[Start of Document passage]

Ecosyste.ms: Awesome

An open API service indexing awesome lists of open source software.

Awesome Lists | Featured Topics | Projects

https://github.com/lancopku/IAIS

[ACL 2021] Learning Relation Alignment for Calibrated Cross-modal Retrieval
https://github.com/lancopku/IAIS

multimodal retrieval vision-and-language

Last synced: about 1 month ago
JSON representation

[ACL 2021] Learning Relation Alignment for Calibrated Cross-modal Retrieval

Awesome Lists containing this project

README

        

# IAIS: Inter-modal Alignment for Intra-modal Self-attentions

[![PWC](https://img.shields.io/endpoint.svg?url=https://paperswithcode.com/badge/learning-relation-alignment-for-calibrated/visual-reasoning-on-winoground)](https://paperswithcode.com/sota/visual-reasoning-on-winoground?p=learning-relation-alignment-for-calibrated)
[![PWC](https://img.shields.io/endpoint.svg?url=https://paperswithcode.com/badge/learning-relation-alignment-for-calibrated/image-to-text-retrieval-on-coco)](https://paperswithcode.com/sota/image-to-text-retrieval-on-coco?p=learning-relation-alignment-for-calibrated)
[![PWC](https://img.shields.io/endpoint.svg?url=https://paperswithcode.com/badge/learning-relation-alignment-for-calibrated/cross-modal-retrieval-on-flickr30k)](https://paperswithcode.com/sota/cross-modal-retrieval-on-flickr30k?p=learning-relation-alignment-for-calibrated)

This repository contains the code for our paper [Learning Relation Alignment for Calibrated Cross-modal Retrieval](https://arxiv.org/abs/2105.13868) (ACL-IJCNLP 2021 main conference).

![Overview of IAIS](figures/IAIS.png)

Some code in this repo are copied/modified from [UNITER](https://github.com/ChenRocks/UNITER), and other opensource implementations made available by
[PyTorch](https://github.com/pytorch/pytorch),
[HuggingFace](https://github.com/huggingface/transformers),
[OpenNMT](https://github.com/OpenNMT/OpenNMT-py),
and [Nvidia](https://github.com/NVIDIA/DeepLearningExamples/tree/master/PyTorch).
The image features are extracted using [BUTD](https://github.com/peteanderson80/bottom-up-attention).

## Update
[2023.02] Please refer to [Github Release](https://github.com/lancopku/IAIS/releases/tag/v0.1.0) for our fine-tuned checkpoints and logs for MS COCO and Flickr30k.

[2022.12] According to the researchers from CMU, our IAIS algorithm achieves a new SOTA on the **Winoground** dataset with a 10% improvement on VinVL (Oscar+) and a 52% improvement on UNITER. Thanks for the interesting work. Their paper: [link](https://arxiv.org/abs/2212.10549).

[End of Document passage]
[Start of Supplied entries]

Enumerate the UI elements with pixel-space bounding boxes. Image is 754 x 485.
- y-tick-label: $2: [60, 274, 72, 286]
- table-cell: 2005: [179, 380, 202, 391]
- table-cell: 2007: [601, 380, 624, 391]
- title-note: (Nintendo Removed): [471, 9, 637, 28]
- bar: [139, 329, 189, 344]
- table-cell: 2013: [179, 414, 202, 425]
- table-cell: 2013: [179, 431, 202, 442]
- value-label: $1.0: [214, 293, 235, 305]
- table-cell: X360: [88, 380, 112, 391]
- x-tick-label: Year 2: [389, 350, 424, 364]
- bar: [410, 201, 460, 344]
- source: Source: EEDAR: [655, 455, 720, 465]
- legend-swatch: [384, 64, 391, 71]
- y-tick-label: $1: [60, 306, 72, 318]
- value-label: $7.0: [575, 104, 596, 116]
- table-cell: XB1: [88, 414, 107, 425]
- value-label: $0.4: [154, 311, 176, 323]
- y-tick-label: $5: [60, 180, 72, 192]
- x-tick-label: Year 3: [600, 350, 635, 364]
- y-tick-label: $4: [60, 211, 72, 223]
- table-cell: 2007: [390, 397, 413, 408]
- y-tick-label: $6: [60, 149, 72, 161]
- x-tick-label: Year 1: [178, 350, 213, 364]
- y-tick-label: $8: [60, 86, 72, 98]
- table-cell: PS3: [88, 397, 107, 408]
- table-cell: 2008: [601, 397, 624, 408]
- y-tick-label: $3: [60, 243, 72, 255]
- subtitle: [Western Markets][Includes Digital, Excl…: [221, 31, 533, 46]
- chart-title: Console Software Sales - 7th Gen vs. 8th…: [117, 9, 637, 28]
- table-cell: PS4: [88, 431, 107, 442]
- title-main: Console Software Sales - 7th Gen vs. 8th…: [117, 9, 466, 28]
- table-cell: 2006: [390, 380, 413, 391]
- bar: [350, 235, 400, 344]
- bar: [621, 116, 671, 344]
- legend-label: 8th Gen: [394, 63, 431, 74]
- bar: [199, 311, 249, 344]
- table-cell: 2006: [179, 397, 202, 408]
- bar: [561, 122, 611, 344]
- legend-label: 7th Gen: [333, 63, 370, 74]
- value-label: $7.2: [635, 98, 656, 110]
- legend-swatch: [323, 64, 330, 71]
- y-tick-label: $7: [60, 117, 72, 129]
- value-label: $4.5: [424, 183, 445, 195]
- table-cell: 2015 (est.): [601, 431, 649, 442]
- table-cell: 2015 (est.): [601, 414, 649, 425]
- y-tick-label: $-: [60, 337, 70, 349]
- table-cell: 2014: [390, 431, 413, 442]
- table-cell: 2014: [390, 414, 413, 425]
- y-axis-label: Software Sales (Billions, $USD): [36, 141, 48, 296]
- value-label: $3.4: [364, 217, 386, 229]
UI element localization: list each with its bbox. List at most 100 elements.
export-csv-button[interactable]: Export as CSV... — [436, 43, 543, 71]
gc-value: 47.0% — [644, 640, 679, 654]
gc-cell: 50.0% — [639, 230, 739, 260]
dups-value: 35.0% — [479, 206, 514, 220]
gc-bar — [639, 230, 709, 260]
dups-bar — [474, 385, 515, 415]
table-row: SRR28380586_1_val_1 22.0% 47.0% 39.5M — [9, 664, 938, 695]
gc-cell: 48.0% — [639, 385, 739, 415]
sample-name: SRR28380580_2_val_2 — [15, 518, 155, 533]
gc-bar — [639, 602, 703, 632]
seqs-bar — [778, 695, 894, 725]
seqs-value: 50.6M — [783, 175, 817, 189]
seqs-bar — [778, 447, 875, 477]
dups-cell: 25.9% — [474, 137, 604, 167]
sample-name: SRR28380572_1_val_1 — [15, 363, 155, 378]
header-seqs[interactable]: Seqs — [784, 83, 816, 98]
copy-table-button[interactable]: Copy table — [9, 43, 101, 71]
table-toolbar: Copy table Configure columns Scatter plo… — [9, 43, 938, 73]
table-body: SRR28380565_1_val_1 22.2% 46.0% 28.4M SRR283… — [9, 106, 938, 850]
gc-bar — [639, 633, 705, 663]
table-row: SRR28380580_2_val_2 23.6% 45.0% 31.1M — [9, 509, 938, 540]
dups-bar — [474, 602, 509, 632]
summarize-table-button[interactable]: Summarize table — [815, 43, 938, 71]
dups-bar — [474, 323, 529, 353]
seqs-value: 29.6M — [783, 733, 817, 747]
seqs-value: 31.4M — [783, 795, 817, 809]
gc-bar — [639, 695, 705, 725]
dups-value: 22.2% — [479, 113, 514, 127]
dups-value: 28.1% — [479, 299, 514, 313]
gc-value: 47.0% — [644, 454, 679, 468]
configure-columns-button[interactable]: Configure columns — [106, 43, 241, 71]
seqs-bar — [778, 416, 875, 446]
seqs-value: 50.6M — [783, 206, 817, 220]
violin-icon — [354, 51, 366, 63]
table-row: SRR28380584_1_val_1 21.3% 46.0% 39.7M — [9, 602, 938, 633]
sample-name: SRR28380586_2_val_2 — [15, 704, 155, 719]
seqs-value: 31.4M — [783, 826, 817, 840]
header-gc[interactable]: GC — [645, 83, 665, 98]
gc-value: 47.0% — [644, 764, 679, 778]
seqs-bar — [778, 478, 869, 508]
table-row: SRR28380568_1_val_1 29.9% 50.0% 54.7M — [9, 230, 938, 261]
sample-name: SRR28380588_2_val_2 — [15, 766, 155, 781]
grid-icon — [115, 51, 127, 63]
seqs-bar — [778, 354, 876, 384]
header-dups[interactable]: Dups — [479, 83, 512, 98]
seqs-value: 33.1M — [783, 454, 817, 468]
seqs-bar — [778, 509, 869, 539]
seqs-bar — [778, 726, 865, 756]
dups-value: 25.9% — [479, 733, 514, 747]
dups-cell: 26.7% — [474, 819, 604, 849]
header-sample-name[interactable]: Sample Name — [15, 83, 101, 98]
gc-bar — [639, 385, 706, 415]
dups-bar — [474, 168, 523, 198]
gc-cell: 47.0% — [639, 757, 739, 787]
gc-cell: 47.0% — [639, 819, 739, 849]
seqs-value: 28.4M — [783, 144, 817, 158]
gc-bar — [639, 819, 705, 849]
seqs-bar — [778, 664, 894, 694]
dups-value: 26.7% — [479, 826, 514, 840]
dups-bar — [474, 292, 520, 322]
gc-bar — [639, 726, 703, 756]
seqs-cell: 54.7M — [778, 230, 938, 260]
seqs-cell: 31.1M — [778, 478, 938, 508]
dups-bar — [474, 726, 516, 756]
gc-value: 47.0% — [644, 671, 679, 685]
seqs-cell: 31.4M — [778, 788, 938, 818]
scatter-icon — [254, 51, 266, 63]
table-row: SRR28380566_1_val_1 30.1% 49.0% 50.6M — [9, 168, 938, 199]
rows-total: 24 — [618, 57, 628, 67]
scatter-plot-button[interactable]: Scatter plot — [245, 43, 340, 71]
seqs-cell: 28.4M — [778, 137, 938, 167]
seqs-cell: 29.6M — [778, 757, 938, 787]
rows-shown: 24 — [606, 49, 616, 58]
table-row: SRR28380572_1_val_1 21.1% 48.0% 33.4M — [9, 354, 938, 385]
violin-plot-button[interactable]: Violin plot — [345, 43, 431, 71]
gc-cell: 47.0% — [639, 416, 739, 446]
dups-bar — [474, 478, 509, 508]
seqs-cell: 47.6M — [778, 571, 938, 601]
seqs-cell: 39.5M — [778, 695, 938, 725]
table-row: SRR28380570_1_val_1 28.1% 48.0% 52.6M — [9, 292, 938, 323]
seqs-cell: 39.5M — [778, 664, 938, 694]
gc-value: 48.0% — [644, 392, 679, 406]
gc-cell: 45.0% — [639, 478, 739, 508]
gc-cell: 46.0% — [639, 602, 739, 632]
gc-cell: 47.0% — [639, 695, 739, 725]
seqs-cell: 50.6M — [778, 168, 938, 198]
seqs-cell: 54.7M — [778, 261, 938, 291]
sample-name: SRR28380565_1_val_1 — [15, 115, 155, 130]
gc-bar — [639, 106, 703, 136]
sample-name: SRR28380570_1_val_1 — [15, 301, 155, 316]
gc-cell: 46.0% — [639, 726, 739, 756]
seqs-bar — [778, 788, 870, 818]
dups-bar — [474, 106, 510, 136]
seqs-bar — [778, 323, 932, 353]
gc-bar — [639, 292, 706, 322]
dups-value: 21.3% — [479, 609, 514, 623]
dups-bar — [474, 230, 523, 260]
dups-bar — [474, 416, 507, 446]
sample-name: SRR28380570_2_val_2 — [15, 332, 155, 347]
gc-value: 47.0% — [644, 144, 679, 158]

[End of Supplied entries]

### Actions to take
**a.** On the IAIS repository page, which tool was used to extract the image features?
**b.** Write out a passage from the IAIS repository page word for word, beginning at the words "This repository contains" and stopping after the words "COCO and Flickr30k.".
These items are separate material that stands apart from the IAIS repository page.

### Solution list
**a.** BUTD

**b.**
This repository contains the code for our paper [Learning Relation Alignment for Calibrated Cross-modal Retrieval](https://arxiv.org/abs/2105.13868) (ACL-IJCNLP 2021 main conference).

![Overview of IAIS](figures/IAIS.png)

Some code in this repo are copied/modified from [UNITER](https://github.com/ChenRocks/UNITER), and other opensource implementations made available by
[PyTorch](https://github.com/pytorch/pytorch),
[HuggingFace](https://github.com/huggingface/transformers),
[OpenNMT](https://github.com/OpenNMT/OpenNMT-py),
and [Nvidia](https://github.com/NVIDIA/DeepLearningExamples/tree/master/PyTorch).
The image features are extracted using [BUTD](https://github.com/peteanderson80/bottom-up-attention).

## Update
[2023.02] Please refer to [Github Release](https://github.com/lancopku/IAIS/releases/tag/v0.1.0) for our fine-tuned checkpoints and logs for MS COCO and Flickr30k.